▶ [WORK INSTRUCTIONS]: Scan the data for "作为一名党员干部" and copy the lines it appears in.

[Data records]
---*---
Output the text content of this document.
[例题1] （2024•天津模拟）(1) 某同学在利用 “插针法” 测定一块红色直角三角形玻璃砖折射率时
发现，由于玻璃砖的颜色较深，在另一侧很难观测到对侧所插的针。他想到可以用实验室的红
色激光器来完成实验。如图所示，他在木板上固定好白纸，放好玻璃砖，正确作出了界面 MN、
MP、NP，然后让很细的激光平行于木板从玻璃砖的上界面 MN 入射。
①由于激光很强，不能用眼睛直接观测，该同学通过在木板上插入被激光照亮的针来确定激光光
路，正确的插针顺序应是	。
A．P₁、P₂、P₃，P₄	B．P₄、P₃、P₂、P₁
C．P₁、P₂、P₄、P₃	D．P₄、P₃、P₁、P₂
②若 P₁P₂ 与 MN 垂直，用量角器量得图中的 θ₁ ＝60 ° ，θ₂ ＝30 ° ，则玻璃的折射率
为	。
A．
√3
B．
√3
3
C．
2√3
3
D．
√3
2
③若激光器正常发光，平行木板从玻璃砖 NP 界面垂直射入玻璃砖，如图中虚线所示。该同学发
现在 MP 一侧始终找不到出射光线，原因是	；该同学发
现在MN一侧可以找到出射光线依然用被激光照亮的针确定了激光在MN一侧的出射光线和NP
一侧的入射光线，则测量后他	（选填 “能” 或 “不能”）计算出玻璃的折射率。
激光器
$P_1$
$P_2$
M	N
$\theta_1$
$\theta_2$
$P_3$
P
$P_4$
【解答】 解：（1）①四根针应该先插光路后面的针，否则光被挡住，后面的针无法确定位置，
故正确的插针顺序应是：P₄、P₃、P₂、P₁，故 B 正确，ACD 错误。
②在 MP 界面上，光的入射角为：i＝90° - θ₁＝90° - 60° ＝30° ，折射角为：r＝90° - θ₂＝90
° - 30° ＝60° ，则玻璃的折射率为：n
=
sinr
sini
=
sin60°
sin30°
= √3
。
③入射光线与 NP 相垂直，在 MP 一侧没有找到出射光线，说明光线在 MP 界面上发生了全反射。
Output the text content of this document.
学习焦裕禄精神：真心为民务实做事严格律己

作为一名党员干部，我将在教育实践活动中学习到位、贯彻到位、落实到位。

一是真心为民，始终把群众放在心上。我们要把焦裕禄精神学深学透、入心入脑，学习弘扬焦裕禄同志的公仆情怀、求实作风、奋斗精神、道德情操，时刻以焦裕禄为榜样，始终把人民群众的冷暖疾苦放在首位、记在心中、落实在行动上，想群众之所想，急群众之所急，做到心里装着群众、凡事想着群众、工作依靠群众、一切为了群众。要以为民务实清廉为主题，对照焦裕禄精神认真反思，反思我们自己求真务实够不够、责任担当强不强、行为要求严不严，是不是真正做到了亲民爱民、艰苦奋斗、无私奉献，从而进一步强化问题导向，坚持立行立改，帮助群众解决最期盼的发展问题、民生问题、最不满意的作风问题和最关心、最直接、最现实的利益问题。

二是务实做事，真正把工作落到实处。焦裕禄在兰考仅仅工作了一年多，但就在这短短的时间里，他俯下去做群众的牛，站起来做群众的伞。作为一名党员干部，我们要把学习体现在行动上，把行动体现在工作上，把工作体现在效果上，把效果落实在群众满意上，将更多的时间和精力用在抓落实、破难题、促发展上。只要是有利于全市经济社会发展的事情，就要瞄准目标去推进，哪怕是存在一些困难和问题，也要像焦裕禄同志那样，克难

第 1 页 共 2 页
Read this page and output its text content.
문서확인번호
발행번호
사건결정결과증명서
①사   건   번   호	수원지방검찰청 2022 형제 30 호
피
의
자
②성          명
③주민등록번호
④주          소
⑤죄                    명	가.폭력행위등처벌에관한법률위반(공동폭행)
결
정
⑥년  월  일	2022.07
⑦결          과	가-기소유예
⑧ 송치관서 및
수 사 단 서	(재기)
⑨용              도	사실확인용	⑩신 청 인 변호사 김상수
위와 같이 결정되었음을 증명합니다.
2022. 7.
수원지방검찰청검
---*---
▶ [WRITTEN ANSWER]:
作为一名党员干部，我将在教育实践活动中学习到位、贯彻到位、落实到位。
二是务实做事，真正把工作落到实处。焦裕禄在兰考仅仅工作了一年多，但就在这短短的时间里，他俯下去做群众的牛，站起来做群众的伞。作为一名党员干部，我们要把学习体现在行动上，把行动体现在工作上，把工作体现在效果上，把效果落实在群众满意上，将更多的时间和精力用在抓落实、破难题、促发展上。只要是有利于全市经济社会发展的事情，就要瞄准目标去推进，哪怕是存在一些困难和问题，也要像焦裕禄同志那样，克难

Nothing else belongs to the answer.